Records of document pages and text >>
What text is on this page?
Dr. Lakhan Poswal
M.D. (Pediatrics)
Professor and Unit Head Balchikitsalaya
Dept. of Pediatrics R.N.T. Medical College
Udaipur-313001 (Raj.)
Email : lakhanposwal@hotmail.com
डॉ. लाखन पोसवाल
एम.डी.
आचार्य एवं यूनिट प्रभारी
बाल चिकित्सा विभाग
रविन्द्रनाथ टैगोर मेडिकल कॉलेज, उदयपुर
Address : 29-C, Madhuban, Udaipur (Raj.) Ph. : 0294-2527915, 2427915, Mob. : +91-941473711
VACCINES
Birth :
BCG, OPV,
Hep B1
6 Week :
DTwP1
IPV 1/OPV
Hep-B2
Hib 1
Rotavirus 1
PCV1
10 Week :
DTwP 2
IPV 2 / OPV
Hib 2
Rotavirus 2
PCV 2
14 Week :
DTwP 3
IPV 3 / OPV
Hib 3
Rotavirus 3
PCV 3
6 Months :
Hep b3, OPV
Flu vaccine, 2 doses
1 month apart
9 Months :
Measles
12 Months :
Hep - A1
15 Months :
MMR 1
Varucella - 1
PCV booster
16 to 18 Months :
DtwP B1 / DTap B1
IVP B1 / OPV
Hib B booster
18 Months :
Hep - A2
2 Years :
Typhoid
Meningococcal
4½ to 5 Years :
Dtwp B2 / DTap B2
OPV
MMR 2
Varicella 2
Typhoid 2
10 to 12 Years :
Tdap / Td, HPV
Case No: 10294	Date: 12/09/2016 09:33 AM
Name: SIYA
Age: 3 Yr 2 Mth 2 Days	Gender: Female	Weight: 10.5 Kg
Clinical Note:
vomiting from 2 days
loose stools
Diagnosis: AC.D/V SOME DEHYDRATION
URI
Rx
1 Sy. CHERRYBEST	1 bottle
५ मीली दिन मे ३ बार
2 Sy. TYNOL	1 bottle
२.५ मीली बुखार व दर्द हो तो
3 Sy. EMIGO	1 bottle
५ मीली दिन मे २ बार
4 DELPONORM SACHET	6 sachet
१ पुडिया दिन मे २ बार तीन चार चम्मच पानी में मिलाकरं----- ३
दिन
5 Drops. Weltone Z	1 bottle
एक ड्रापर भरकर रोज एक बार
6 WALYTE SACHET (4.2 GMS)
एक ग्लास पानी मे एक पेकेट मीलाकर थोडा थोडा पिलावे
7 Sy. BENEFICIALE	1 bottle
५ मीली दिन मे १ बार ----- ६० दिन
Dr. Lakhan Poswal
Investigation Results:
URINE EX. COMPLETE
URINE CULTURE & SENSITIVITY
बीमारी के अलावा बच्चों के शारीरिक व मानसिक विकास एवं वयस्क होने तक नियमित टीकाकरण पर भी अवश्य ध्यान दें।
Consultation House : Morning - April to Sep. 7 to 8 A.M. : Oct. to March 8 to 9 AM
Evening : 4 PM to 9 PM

Instructions for the task >> Only lines that contain "Months" are needed, so copy each of them from the data.

Expected answer >>
6 Months :
9 Months :
12 Months :
15 Months :
16 to 18 Months :
18 Months :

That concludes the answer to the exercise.